======== Extracted information

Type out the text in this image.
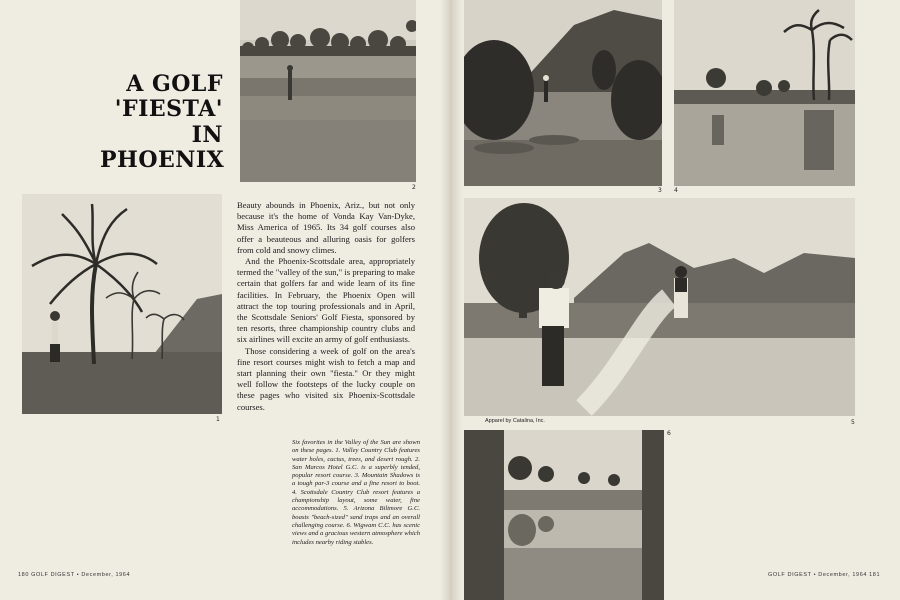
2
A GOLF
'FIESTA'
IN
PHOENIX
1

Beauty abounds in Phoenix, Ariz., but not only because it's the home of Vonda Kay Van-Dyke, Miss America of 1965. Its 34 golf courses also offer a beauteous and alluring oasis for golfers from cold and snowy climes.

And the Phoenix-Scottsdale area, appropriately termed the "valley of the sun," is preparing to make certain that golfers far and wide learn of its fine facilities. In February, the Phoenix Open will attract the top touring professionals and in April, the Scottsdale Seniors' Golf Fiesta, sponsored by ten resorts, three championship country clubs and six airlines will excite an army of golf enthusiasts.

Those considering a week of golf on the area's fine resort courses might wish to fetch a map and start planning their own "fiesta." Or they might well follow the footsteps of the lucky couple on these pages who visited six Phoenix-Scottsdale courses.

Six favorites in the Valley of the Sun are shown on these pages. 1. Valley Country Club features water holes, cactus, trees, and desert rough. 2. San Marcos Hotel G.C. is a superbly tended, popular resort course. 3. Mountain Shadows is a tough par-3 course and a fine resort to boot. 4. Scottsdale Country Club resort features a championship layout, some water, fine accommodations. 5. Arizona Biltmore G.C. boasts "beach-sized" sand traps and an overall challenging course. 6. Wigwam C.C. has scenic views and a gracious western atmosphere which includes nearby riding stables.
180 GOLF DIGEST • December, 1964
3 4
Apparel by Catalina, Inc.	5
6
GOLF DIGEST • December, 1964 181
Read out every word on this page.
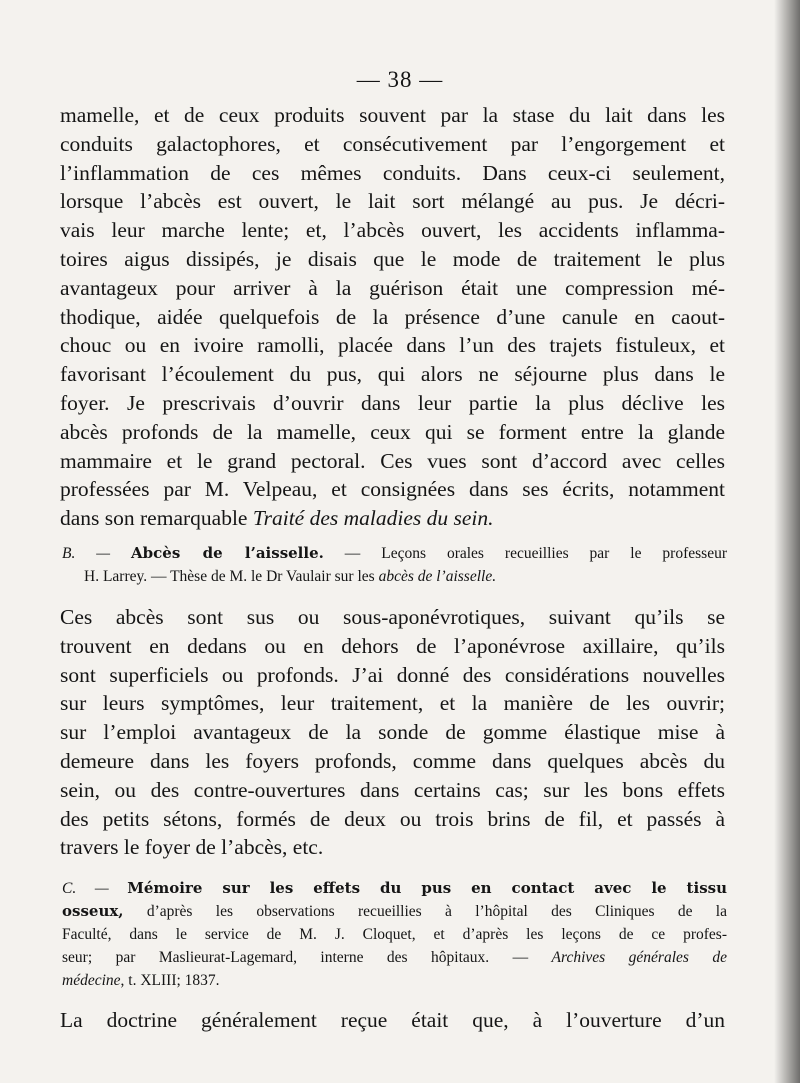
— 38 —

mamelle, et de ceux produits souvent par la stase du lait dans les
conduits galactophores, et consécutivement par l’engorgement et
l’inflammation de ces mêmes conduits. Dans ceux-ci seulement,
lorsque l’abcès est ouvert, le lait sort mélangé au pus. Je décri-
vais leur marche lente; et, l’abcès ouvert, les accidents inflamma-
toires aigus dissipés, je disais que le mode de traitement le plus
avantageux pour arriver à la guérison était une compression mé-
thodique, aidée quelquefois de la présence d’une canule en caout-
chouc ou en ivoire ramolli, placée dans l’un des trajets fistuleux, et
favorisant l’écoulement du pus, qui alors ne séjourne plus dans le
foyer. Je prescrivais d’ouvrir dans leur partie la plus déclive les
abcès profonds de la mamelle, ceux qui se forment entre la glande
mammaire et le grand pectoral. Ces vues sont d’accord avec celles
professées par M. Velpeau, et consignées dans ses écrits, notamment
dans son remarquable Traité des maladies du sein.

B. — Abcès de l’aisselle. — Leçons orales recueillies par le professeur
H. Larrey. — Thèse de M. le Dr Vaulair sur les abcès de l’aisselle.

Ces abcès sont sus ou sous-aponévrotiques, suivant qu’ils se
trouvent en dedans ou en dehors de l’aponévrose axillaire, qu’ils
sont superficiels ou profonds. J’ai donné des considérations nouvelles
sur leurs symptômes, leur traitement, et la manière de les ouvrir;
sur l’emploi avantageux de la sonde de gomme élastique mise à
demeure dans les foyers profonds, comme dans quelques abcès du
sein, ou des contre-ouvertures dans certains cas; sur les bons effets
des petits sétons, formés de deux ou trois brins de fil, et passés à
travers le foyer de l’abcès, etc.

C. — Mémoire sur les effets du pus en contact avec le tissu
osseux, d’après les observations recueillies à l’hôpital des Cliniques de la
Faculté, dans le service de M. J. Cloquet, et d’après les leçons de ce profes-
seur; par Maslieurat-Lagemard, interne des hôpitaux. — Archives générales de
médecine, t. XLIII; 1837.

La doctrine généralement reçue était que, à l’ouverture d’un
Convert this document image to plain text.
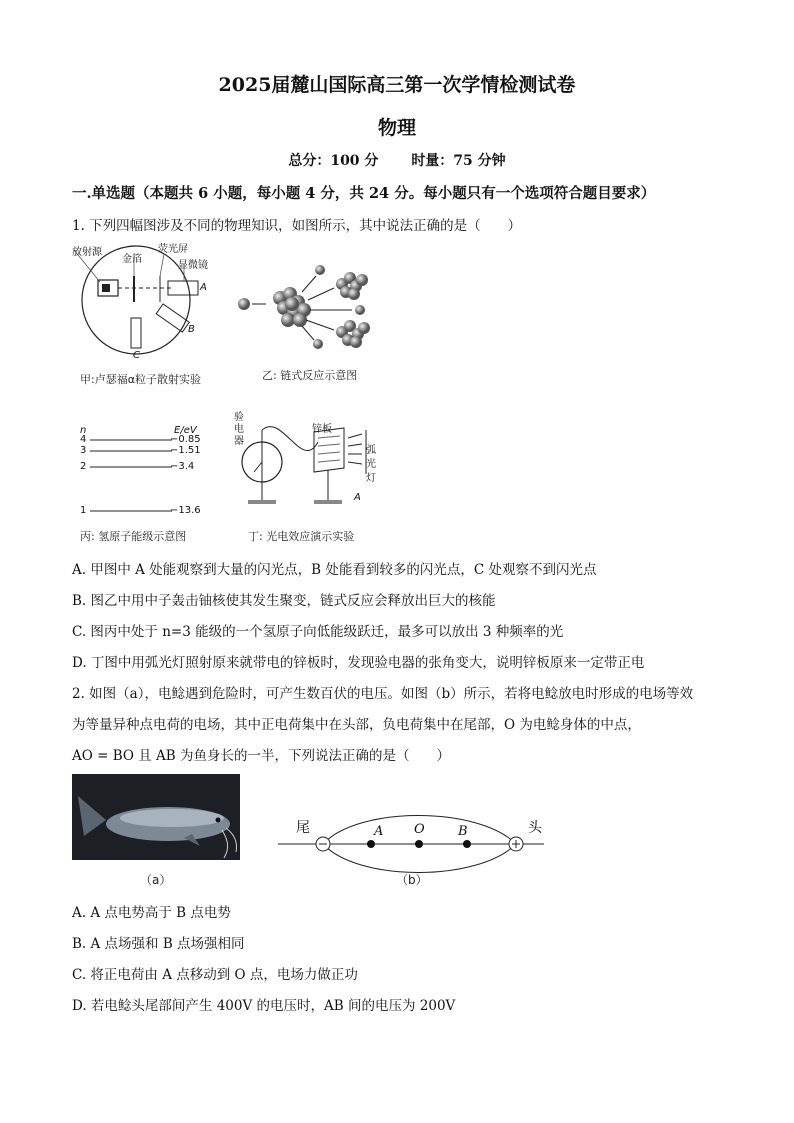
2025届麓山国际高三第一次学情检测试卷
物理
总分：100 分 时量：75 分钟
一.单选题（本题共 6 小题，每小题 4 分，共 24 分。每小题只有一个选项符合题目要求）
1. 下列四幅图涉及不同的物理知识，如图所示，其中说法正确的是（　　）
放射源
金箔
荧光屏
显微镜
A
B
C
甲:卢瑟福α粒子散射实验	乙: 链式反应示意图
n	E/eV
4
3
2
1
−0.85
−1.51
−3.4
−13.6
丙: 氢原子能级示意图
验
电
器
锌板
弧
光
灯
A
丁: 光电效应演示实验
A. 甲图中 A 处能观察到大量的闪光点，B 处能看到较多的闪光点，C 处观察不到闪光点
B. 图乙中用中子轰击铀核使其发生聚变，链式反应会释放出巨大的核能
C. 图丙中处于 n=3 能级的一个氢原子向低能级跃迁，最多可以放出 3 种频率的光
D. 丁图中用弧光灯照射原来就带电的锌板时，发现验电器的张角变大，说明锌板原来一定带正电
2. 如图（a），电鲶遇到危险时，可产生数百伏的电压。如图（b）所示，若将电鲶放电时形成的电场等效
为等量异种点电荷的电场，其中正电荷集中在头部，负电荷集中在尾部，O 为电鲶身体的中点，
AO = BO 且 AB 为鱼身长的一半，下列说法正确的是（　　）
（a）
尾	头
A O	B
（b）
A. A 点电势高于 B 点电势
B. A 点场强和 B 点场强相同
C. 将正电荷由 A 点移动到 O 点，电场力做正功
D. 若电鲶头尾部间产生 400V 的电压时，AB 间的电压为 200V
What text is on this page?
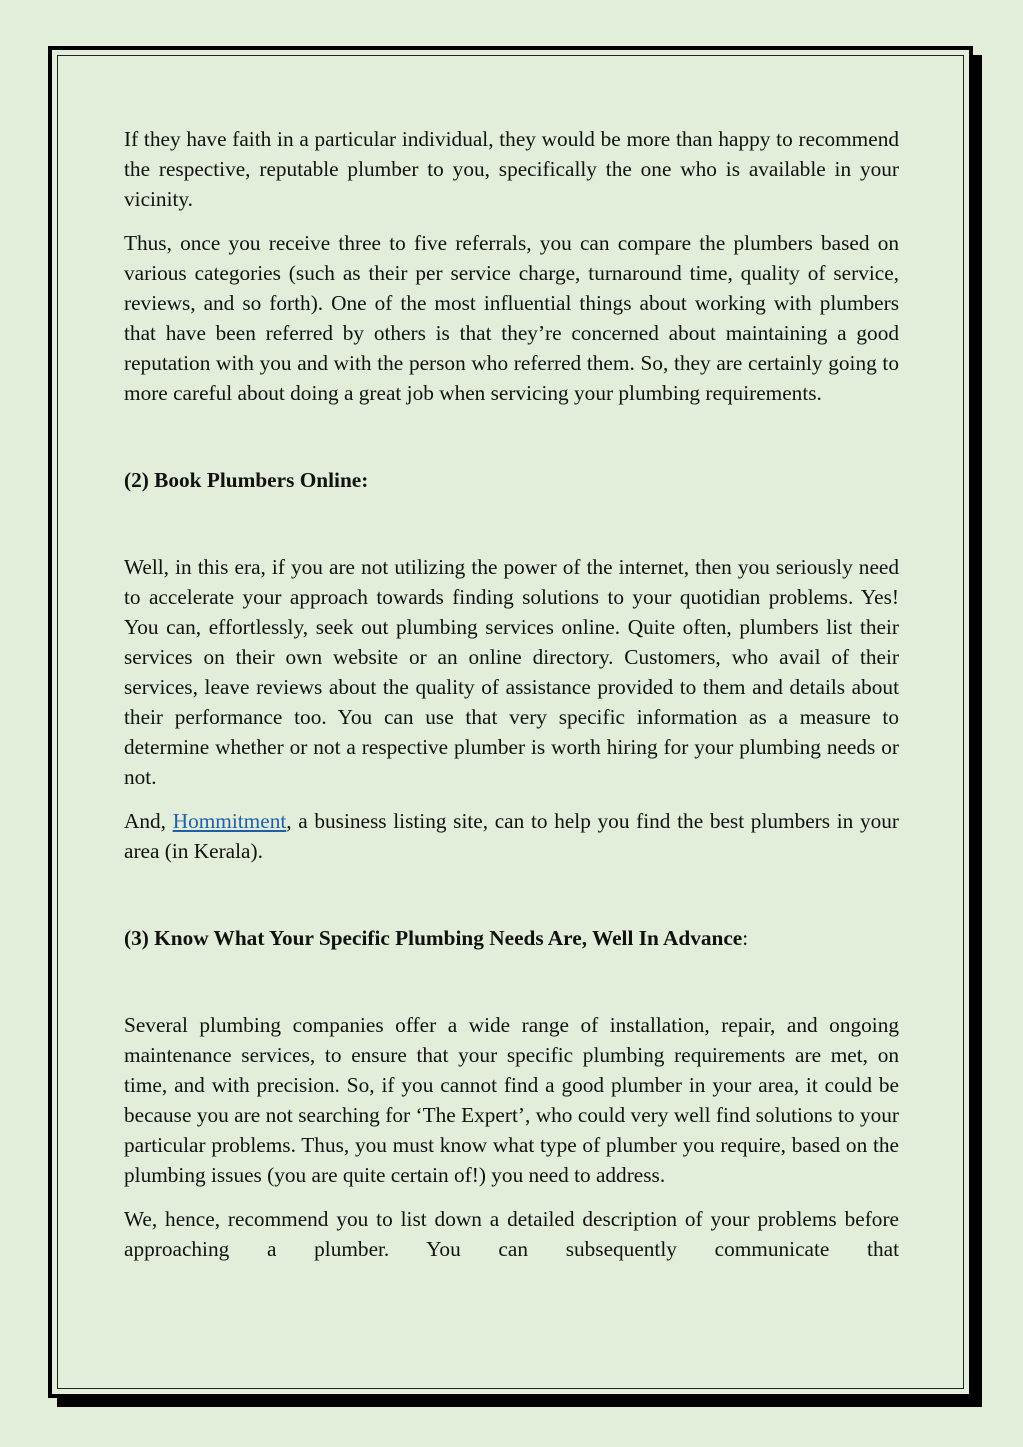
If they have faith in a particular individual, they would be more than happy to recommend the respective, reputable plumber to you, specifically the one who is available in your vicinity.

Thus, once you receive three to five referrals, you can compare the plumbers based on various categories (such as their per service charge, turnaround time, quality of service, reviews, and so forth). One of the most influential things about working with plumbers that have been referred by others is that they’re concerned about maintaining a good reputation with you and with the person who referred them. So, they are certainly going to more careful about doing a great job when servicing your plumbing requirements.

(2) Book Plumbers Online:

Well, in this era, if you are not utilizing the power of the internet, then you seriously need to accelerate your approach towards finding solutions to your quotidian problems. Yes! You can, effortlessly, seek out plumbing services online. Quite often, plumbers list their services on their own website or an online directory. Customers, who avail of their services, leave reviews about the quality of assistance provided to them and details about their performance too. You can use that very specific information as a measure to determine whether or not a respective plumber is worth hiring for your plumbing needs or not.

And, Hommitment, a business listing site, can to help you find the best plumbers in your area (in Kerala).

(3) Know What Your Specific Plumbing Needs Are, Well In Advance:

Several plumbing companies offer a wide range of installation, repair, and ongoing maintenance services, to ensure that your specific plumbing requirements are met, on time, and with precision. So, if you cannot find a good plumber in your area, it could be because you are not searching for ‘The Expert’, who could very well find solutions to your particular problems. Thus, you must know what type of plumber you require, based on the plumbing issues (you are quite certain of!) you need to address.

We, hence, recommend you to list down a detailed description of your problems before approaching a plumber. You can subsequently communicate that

================

Description of the task
Look over the listing above. Pick out and copy every line that includes "plus".

Final result
toires aigus dissipés, je disais que le mode de traitement le plus
favorisant l’écoulement du pus, qui alors ne séjourne plus dans le
foyer. Je prescrivais d’ouvrir dans leur partie la plus déclive les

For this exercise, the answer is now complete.